--- MATERIAL FOR THIS EXERCISE ---
+===+

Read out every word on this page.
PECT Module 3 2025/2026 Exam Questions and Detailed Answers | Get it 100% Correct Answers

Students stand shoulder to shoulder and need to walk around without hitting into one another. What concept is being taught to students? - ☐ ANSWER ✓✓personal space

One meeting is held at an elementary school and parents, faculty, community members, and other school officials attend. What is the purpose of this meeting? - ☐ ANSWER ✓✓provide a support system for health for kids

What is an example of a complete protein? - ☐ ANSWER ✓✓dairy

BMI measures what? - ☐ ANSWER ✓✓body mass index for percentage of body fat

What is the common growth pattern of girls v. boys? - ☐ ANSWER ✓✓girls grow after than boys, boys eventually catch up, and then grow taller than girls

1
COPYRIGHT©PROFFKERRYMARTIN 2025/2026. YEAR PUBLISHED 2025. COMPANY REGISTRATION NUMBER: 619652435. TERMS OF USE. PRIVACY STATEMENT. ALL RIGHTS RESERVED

+===+

--- THE PROBLEM ---
Give back the listing exactly.

--- SOLUTION TO THIS PROBLEM ---
Read out every word on this page.
PECT Module 3 2025/2026 Exam Questions and Detailed Answers | Get it 100% Correct Answers

Students stand shoulder to shoulder and need to walk around without hitting into one another. What concept is being taught to students? - ☐ ANSWER ✓✓personal space

One meeting is held at an elementary school and parents, faculty, community members, and other school officials attend. What is the purpose of this meeting? - ☐ ANSWER ✓✓provide a support system for health for kids

What is an example of a complete protein? - ☐ ANSWER ✓✓dairy

BMI measures what? - ☐ ANSWER ✓✓body mass index for percentage of body fat

What is the common growth pattern of girls v. boys? - ☐ ANSWER ✓✓girls grow after than boys, boys eventually catch up, and then grow taller than girls

1
COPYRIGHT©PROFFKERRYMARTIN 2025/2026. YEAR PUBLISHED 2025. COMPANY REGISTRATION NUMBER: 619652435. TERMS OF USE. PRIVACY STATEMENT. ALL RIGHTS RESERVED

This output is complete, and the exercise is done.